>> Begin RECORDS FOR PROCESSING
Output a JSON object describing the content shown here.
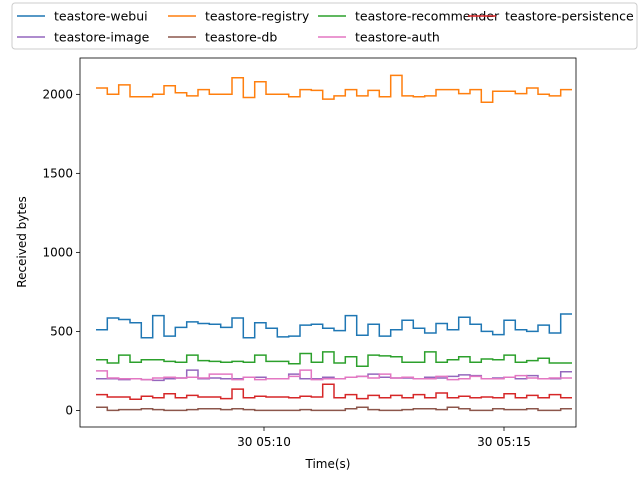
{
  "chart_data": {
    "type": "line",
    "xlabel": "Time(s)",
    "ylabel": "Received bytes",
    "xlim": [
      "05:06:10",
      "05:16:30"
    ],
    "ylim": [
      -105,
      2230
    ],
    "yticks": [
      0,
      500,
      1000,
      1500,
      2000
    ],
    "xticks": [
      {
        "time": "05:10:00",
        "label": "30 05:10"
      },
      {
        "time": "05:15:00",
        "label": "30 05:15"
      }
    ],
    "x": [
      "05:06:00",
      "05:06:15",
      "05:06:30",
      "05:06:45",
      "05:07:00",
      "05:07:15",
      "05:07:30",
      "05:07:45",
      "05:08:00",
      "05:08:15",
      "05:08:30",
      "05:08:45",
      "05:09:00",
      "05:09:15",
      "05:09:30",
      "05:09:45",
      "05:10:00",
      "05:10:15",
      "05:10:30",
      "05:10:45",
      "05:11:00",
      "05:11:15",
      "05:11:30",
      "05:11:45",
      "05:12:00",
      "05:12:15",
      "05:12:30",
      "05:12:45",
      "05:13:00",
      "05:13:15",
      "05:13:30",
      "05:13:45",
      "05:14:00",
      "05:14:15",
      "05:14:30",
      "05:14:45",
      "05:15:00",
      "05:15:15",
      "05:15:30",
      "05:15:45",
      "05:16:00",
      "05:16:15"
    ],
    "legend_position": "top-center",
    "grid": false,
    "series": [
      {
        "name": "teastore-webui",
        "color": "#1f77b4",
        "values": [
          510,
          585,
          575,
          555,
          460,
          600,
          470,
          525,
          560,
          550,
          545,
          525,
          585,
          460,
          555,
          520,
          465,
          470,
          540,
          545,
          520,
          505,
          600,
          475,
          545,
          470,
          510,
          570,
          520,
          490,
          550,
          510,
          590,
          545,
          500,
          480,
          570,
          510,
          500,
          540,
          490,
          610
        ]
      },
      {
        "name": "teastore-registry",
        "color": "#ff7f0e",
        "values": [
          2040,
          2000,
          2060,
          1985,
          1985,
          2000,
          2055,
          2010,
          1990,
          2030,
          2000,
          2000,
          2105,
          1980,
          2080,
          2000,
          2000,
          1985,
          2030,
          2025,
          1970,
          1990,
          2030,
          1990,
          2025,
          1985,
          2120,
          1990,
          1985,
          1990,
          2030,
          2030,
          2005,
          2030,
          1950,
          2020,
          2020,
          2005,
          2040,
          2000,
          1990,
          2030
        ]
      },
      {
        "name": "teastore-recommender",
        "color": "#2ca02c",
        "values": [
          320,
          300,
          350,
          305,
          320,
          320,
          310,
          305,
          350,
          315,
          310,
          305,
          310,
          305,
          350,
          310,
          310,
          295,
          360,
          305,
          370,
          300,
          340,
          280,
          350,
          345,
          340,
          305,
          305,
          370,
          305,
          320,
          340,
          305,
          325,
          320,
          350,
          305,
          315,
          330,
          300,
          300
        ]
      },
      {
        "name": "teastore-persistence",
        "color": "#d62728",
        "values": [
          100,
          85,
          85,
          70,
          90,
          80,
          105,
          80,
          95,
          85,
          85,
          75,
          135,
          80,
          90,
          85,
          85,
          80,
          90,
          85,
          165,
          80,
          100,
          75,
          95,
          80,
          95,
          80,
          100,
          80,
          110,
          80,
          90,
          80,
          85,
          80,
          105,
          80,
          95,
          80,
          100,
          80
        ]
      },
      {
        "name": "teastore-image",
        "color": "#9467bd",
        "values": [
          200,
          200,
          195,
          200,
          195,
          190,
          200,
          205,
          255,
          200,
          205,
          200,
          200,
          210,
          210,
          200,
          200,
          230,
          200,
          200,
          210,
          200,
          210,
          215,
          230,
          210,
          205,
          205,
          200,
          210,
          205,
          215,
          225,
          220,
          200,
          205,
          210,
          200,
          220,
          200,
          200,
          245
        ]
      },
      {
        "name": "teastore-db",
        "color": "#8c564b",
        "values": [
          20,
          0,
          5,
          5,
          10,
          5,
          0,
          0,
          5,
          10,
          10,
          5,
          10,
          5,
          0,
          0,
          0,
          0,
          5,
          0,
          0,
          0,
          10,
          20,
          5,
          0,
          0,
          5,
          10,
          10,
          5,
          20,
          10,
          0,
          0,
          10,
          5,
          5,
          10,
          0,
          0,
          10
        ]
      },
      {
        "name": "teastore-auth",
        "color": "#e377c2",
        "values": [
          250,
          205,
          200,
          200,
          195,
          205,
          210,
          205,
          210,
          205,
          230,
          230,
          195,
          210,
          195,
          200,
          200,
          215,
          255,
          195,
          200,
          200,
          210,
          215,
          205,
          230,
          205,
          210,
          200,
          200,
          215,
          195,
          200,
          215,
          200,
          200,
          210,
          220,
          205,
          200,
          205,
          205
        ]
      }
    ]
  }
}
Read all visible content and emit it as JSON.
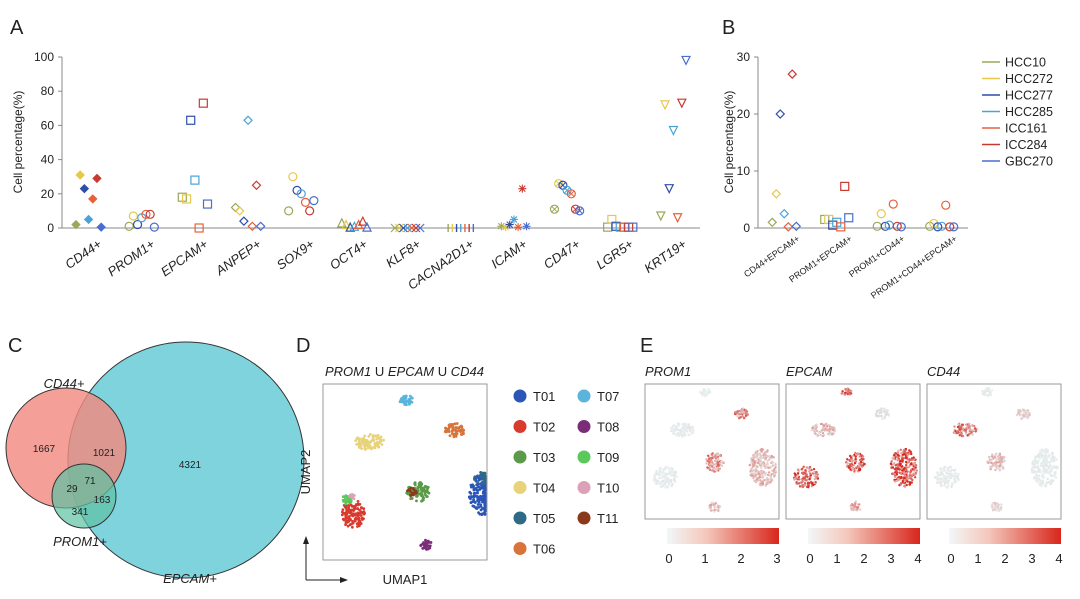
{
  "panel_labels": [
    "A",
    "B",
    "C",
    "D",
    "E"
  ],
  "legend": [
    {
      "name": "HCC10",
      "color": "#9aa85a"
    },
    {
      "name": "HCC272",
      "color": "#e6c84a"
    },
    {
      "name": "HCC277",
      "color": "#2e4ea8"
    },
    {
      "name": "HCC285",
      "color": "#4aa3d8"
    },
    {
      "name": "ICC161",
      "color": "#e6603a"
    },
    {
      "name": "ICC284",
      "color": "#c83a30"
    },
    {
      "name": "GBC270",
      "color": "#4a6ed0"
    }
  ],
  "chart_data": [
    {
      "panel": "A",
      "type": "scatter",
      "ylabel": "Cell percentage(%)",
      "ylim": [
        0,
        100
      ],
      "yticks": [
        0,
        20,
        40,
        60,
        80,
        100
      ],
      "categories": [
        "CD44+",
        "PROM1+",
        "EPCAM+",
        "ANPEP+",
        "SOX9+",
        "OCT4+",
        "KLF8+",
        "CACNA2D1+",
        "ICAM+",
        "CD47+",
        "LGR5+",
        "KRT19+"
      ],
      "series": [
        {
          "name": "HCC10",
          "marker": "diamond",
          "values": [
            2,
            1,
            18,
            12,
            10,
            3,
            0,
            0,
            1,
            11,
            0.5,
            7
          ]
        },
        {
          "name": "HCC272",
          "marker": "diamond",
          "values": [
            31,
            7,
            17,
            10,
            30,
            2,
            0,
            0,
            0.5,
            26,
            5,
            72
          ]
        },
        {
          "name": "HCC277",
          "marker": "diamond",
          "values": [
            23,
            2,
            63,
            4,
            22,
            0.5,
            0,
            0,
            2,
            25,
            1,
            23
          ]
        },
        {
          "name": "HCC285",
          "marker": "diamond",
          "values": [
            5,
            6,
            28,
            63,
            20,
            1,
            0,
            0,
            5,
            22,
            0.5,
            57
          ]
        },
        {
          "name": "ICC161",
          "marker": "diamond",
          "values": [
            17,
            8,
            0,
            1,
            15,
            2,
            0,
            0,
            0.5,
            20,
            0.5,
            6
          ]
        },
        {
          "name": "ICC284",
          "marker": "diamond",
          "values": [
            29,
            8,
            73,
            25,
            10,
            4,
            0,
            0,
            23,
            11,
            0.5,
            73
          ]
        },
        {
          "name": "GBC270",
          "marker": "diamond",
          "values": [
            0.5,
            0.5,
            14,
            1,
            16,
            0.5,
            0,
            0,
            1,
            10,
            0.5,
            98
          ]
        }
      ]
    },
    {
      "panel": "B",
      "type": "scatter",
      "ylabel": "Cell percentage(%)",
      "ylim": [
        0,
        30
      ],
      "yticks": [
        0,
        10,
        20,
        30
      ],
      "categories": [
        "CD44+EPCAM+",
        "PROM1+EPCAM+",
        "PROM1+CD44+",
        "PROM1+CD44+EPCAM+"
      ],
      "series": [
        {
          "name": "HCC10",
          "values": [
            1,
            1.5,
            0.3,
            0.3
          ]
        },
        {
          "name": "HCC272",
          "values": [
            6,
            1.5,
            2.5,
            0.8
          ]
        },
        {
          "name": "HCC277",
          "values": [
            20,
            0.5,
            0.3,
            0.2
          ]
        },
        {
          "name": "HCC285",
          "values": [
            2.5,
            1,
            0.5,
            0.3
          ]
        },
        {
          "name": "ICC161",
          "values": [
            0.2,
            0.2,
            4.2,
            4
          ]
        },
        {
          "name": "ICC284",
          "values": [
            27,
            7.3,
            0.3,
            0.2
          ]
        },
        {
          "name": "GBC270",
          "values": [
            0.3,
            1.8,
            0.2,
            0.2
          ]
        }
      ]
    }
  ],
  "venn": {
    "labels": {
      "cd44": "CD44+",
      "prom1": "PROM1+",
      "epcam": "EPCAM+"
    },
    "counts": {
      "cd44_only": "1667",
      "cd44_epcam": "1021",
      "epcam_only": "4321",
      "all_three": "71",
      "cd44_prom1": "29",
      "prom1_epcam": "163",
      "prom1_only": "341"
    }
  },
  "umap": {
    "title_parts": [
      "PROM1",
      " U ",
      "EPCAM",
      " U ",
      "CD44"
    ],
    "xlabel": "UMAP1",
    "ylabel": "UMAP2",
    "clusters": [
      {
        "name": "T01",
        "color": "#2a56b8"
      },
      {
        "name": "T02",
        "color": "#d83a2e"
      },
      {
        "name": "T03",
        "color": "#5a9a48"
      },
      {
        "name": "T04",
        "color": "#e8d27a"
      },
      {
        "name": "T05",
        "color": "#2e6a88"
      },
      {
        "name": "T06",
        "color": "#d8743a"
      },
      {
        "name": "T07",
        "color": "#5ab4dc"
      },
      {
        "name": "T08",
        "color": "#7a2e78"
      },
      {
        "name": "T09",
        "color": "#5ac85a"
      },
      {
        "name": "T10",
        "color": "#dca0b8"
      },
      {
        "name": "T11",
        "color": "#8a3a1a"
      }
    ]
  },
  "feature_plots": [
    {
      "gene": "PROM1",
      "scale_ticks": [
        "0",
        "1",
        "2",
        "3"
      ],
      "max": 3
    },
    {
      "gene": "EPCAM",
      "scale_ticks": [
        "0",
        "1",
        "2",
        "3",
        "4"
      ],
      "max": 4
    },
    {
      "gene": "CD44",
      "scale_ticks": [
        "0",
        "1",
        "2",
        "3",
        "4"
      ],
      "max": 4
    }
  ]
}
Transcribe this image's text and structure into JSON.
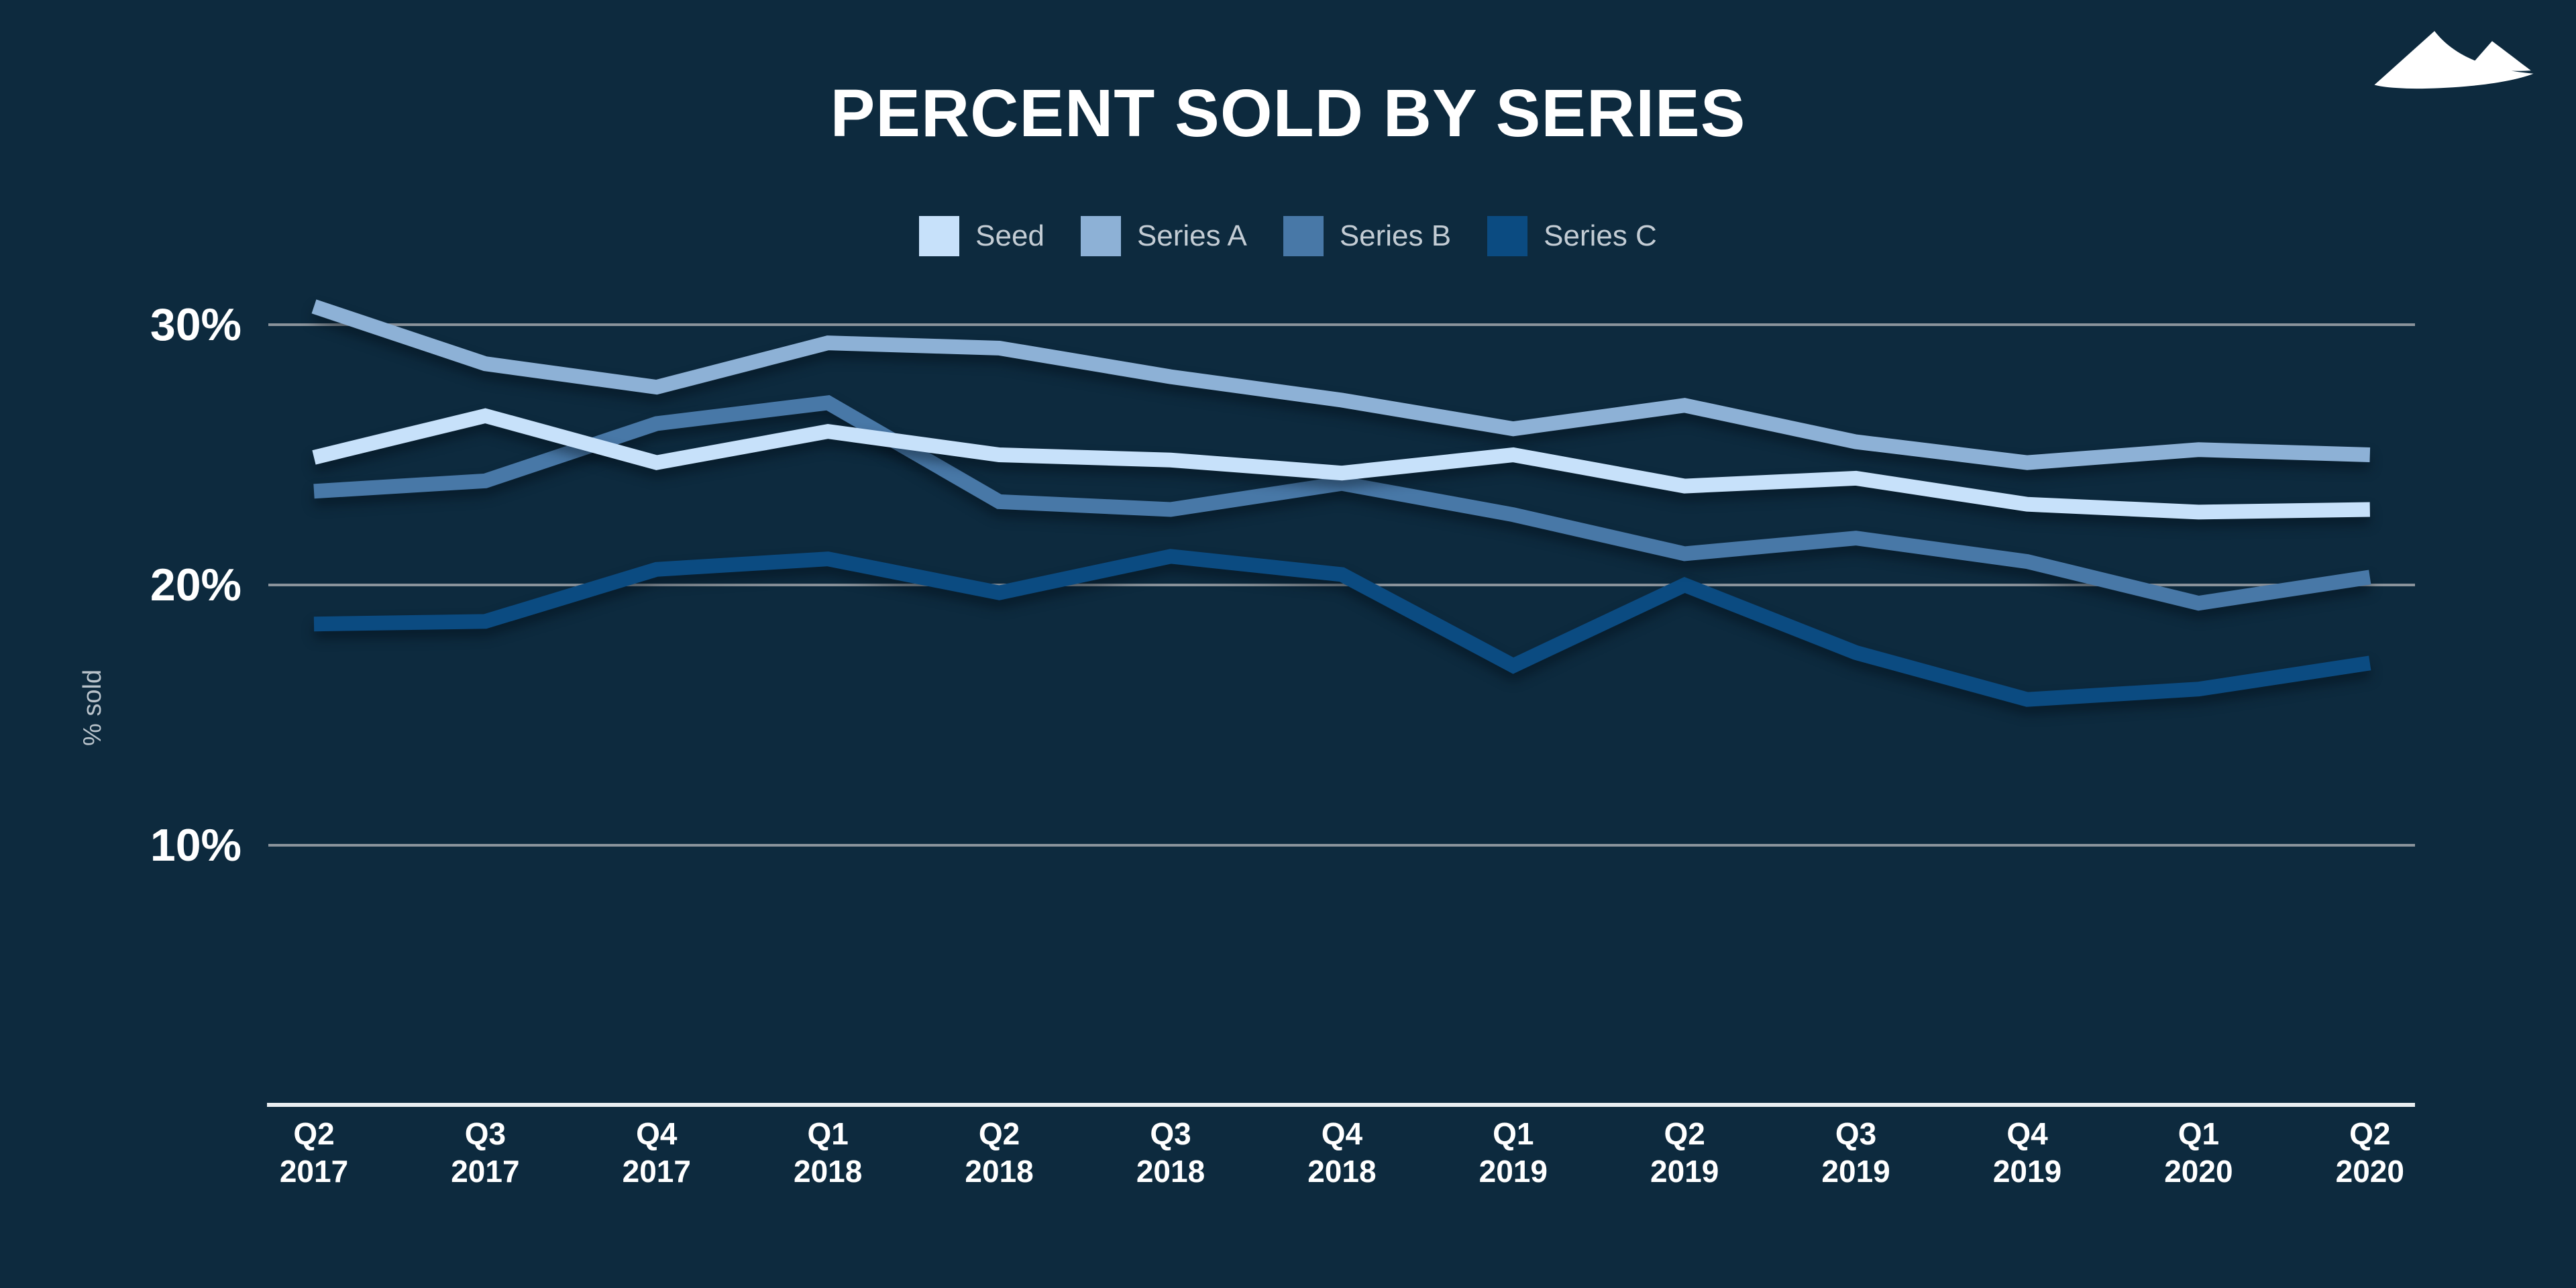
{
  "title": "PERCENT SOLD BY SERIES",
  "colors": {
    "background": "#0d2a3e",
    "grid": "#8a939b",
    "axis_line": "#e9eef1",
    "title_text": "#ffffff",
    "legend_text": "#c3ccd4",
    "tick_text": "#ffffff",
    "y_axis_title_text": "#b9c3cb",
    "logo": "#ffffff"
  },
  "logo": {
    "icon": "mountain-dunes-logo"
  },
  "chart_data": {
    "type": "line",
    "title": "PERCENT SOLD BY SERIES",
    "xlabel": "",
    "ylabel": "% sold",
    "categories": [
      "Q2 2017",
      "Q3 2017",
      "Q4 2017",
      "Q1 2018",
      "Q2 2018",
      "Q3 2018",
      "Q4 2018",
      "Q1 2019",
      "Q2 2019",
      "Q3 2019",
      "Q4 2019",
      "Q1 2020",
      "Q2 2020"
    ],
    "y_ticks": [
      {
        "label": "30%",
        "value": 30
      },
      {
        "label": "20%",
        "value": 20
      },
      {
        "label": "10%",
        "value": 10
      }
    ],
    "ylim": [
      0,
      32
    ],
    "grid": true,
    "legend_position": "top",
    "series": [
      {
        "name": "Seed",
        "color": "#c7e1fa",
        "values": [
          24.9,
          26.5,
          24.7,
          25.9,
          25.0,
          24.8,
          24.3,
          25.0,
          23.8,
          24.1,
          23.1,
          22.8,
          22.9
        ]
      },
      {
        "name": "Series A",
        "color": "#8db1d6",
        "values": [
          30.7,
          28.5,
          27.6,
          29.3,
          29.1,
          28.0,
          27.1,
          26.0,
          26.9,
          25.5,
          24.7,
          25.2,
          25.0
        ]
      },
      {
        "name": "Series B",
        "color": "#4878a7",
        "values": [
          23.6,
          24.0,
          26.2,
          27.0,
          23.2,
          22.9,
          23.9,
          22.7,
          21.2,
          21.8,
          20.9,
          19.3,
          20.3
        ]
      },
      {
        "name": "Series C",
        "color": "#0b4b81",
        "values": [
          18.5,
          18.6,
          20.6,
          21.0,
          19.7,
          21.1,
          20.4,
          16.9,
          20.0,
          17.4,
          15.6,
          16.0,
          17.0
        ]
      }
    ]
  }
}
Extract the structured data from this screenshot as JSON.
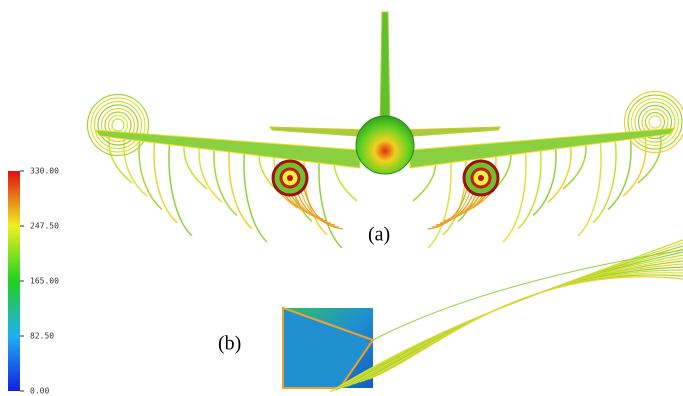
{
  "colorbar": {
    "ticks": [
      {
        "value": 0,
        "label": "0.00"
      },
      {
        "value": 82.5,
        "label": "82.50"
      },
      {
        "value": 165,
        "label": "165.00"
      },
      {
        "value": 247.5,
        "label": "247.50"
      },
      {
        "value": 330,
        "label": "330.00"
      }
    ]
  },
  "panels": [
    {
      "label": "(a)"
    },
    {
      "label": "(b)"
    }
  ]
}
>> End RECORDS FOR PROCESSING
From the entries above, extract every line where the word "ylabel" appears.

    "ylabel": "Received bytes",
      "ylabel": "Cell percentage(%)",
      "ylabel": "Cell percentage(%)",
    "ylabel": "UMAP2",
    "ylabel": "% sold",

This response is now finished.